| Records to use |
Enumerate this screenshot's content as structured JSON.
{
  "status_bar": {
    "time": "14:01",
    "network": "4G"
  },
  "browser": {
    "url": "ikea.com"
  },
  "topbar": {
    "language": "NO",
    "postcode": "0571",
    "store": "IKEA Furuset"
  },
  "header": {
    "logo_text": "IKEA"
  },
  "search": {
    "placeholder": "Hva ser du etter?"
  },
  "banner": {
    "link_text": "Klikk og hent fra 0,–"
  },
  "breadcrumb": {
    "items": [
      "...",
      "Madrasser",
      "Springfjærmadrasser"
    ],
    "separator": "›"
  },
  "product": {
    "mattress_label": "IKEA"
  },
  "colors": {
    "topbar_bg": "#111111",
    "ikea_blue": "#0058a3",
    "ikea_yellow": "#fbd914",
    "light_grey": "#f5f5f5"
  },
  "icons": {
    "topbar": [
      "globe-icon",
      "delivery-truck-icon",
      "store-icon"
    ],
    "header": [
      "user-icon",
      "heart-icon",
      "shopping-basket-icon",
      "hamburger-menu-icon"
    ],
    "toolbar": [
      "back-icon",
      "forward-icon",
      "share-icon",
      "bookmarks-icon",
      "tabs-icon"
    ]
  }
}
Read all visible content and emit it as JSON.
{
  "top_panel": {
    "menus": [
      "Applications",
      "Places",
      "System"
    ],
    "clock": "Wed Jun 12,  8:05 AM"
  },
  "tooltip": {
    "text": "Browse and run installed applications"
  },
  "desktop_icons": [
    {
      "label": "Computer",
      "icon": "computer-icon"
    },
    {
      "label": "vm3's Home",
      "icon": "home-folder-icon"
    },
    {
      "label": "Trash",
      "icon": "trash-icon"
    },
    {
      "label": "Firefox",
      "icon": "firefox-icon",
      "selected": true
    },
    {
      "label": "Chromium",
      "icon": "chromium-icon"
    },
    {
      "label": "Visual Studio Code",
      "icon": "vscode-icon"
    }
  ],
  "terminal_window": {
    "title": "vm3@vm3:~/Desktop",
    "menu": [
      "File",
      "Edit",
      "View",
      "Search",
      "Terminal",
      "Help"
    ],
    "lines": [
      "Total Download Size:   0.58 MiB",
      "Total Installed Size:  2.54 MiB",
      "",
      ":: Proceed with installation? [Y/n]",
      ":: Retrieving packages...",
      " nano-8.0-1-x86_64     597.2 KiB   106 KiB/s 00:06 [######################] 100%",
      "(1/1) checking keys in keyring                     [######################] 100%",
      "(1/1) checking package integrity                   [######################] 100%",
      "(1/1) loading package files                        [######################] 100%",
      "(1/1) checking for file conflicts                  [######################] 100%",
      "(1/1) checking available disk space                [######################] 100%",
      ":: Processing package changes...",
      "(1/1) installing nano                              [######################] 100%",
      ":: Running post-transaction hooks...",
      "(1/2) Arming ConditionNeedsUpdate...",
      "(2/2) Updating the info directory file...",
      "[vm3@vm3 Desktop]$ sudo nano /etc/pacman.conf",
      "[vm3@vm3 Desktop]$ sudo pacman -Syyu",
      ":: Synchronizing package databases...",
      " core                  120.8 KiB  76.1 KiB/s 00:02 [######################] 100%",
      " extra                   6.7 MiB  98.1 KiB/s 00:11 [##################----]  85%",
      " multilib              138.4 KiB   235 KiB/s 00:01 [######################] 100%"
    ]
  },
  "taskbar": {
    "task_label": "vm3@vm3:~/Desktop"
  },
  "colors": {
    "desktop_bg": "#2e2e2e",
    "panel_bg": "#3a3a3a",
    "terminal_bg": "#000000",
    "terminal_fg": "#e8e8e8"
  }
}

| Your task |
Collect every line with the string "content" from the records, and copy each.

| Task answer |
Enumerate this screenshot's content as structured JSON.
Read all visible content and emit it as JSON.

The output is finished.